▶ _Given exercise_
How many lines in the listing below include the word "wskazują"? Reply with the count alone.

Dataset rows:

=-=-=

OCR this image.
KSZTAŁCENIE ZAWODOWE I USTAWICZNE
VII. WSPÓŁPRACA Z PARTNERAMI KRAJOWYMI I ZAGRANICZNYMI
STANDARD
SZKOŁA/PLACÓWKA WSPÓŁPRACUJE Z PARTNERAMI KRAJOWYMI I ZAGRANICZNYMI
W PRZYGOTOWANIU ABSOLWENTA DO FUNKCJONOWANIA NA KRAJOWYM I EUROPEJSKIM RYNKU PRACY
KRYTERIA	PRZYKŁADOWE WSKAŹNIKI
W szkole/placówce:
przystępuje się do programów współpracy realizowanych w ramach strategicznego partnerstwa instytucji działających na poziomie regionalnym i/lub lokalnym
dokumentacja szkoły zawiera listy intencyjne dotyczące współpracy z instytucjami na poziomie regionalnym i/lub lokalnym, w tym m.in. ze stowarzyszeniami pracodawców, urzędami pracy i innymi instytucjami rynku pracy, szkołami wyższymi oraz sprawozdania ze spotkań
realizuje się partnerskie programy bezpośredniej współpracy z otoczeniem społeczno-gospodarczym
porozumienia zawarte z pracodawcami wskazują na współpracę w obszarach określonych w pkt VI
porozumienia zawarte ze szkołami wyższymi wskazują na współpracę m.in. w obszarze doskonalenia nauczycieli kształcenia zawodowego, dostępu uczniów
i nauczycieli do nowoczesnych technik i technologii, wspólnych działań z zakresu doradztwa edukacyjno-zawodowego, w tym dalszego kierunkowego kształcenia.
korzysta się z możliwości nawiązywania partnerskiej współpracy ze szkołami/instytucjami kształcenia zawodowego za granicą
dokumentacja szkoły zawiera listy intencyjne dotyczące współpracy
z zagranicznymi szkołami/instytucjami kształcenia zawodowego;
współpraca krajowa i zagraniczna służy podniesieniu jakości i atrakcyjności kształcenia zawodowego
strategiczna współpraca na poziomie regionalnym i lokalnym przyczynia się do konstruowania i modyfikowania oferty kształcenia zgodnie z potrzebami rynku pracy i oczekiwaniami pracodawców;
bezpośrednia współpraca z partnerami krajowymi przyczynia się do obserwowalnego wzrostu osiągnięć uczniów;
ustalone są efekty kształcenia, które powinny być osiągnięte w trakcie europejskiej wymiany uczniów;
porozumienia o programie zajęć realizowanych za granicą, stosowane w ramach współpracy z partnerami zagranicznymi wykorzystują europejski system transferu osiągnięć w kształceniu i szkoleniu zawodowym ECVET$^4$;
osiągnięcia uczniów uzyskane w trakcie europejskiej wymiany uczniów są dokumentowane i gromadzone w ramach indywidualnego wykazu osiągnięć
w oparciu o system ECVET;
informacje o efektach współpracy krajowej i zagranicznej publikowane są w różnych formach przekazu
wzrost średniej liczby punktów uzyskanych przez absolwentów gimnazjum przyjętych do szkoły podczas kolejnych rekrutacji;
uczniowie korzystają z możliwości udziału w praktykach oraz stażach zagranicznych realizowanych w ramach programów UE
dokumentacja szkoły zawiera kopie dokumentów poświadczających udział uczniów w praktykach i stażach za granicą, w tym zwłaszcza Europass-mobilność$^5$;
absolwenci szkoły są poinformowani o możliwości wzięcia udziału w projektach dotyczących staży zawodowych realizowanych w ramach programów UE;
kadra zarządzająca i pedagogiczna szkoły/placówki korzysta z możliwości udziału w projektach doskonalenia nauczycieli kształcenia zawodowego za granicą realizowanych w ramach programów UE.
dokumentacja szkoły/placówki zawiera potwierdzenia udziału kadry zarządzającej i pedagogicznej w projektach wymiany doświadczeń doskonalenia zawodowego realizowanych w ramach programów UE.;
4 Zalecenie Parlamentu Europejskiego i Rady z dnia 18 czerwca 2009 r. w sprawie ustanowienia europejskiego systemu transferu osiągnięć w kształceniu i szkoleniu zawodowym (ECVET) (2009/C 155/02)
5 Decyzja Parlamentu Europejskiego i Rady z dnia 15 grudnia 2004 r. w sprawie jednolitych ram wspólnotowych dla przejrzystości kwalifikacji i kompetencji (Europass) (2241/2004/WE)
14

=-=-=

▶ _Exercise solution_
2